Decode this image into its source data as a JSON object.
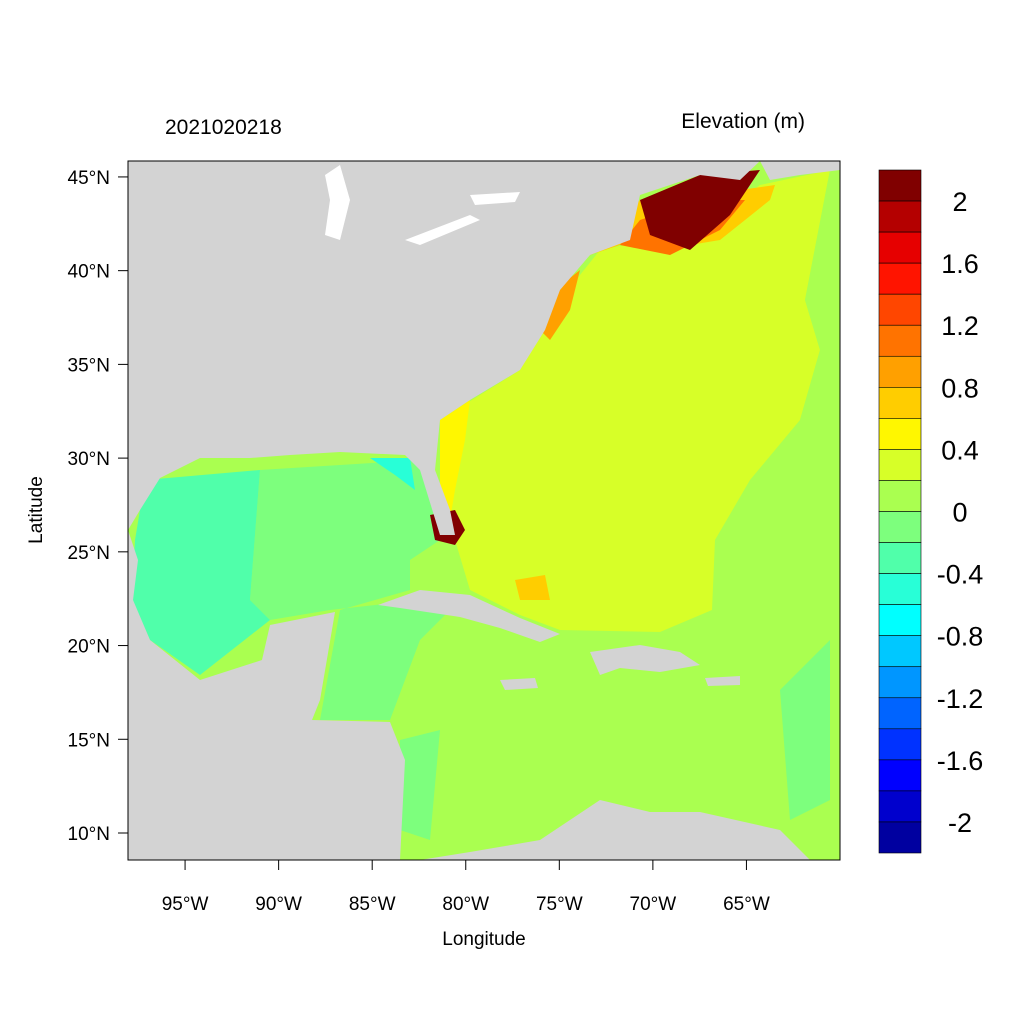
{
  "chart_data": {
    "type": "heatmap",
    "title_left": "2021020218",
    "title_right": "Elevation (m)",
    "xlabel": "Longitude",
    "ylabel": "Latitude",
    "xlim": [
      -98.05,
      -60.0
    ],
    "ylim": [
      8.56,
      45.85
    ],
    "x_ticks": [
      {
        "value": -95,
        "label": "95°W"
      },
      {
        "value": -90,
        "label": "90°W"
      },
      {
        "value": -85,
        "label": "85°W"
      },
      {
        "value": -80,
        "label": "80°W"
      },
      {
        "value": -75,
        "label": "75°W"
      },
      {
        "value": -70,
        "label": "70°W"
      },
      {
        "value": -65,
        "label": "65°W"
      }
    ],
    "y_ticks": [
      {
        "value": 45,
        "label": "45°N"
      },
      {
        "value": 40,
        "label": "40°N"
      },
      {
        "value": 35,
        "label": "35°N"
      },
      {
        "value": 30,
        "label": "30°N"
      },
      {
        "value": 25,
        "label": "25°N"
      },
      {
        "value": 20,
        "label": "20°N"
      },
      {
        "value": 15,
        "label": "15°N"
      },
      {
        "value": 10,
        "label": "10°N"
      }
    ],
    "colorbar": {
      "levels": [
        -2.2,
        -2.0,
        -1.8,
        -1.6,
        -1.4,
        -1.2,
        -1.0,
        -0.8,
        -0.6,
        -0.4,
        -0.2,
        0,
        0.2,
        0.4,
        0.6,
        0.8,
        1.0,
        1.2,
        1.4,
        1.6,
        1.8,
        2.0,
        2.2
      ],
      "labels": [
        {
          "value": 2,
          "label": "2"
        },
        {
          "value": 1.6,
          "label": "1.6"
        },
        {
          "value": 1.2,
          "label": "1.2"
        },
        {
          "value": 0.8,
          "label": "0.8"
        },
        {
          "value": 0.4,
          "label": "0.4"
        },
        {
          "value": 0,
          "label": "0"
        },
        {
          "value": -0.4,
          "label": "-0.4"
        },
        {
          "value": -0.8,
          "label": "-0.8"
        },
        {
          "value": -1.2,
          "label": "-1.2"
        },
        {
          "value": -1.6,
          "label": "-1.6"
        },
        {
          "value": -2,
          "label": "-2"
        }
      ],
      "colors_top_to_bottom": [
        "#800000",
        "#b40000",
        "#e60000",
        "#ff1400",
        "#ff4600",
        "#ff7300",
        "#ffa000",
        "#ffcd00",
        "#fff700",
        "#d7ff28",
        "#aaff50",
        "#7dff7d",
        "#50ffaa",
        "#28ffd7",
        "#00ffff",
        "#00c8ff",
        "#0096ff",
        "#0064ff",
        "#0032ff",
        "#0000ff",
        "#0000cd",
        "#0000a0"
      ]
    },
    "land_color": "#d3d3d3",
    "grid": false,
    "legend_placement": "right"
  }
}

....

OBJECTIVE -> Omit every picture, then reproduce the rest of the listing exactly.

WORKED SOLUTION ->
Decode this image into its source data as a JSON object.
{
  "chart_data": {
    "type": "heatmap",
    "title_left": "2021020218",
    "title_right": "Elevation (m)",
    "xlabel": "Longitude",
    "ylabel": "Latitude",
    "xlim": [
      -98.05,
      -60.0
    ],
    "ylim": [
      8.56,
      45.85
    ],
    "x_ticks": [
      {
        "value": -95,
        "label": "95°W"
      },
      {
        "value": -90,
        "label": "90°W"
      },
      {
        "value": -85,
        "label": "85°W"
      },
      {
        "value": -80,
        "label": "80°W"
      },
      {
        "value": -75,
        "label": "75°W"
      },
      {
        "value": -70,
        "label": "70°W"
      },
      {
        "value": -65,
        "label": "65°W"
      }
    ],
    "y_ticks": [
      {
        "value": 45,
        "label": "45°N"
      },
      {
        "value": 40,
        "label": "40°N"
      },
      {
        "value": 35,
        "label": "35°N"
      },
      {
        "value": 30,
        "label": "30°N"
      },
      {
        "value": 25,
        "label": "25°N"
      },
      {
        "value": 20,
        "label": "20°N"
      },
      {
        "value": 15,
        "label": "15°N"
      },
      {
        "value": 10,
        "label": "10°N"
      }
    ],
    "colorbar": {
      "levels": [
        -2.2,
        -2.0,
        -1.8,
        -1.6,
        -1.4,
        -1.2,
        -1.0,
        -0.8,
        -0.6,
        -0.4,
        -0.2,
        0,
        0.2,
        0.4,
        0.6,
        0.8,
        1.0,
        1.2,
        1.4,
        1.6,
        1.8,
        2.0,
        2.2
      ],
      "labels": [
        {
          "value": 2,
          "label": "2"
        },
        {
          "value": 1.6,
          "label": "1.6"
        },
        {
          "value": 1.2,
          "label": "1.2"
        },
        {
          "value": 0.8,
          "label": "0.8"
        },
        {
          "value": 0.4,
          "label": "0.4"
        },
        {
          "value": 0,
          "label": "0"
        },
        {
          "value": -0.4,
          "label": "-0.4"
        },
        {
          "value": -0.8,
          "label": "-0.8"
        },
        {
          "value": -1.2,
          "label": "-1.2"
        },
        {
          "value": -1.6,
          "label": "-1.6"
        },
        {
          "value": -2,
          "label": "-2"
        }
      ],
      "colors_top_to_bottom": [
        "#800000",
        "#b40000",
        "#e60000",
        "#ff1400",
        "#ff4600",
        "#ff7300",
        "#ffa000",
        "#ffcd00",
        "#fff700",
        "#d7ff28",
        "#aaff50",
        "#7dff7d",
        "#50ffaa",
        "#28ffd7",
        "#00ffff",
        "#00c8ff",
        "#0096ff",
        "#0064ff",
        "#0032ff",
        "#0000ff",
        "#0000cd",
        "#0000a0"
      ]
    },
    "land_color": "#d3d3d3",
    "grid": false,
    "legend_placement": "right"
  }
}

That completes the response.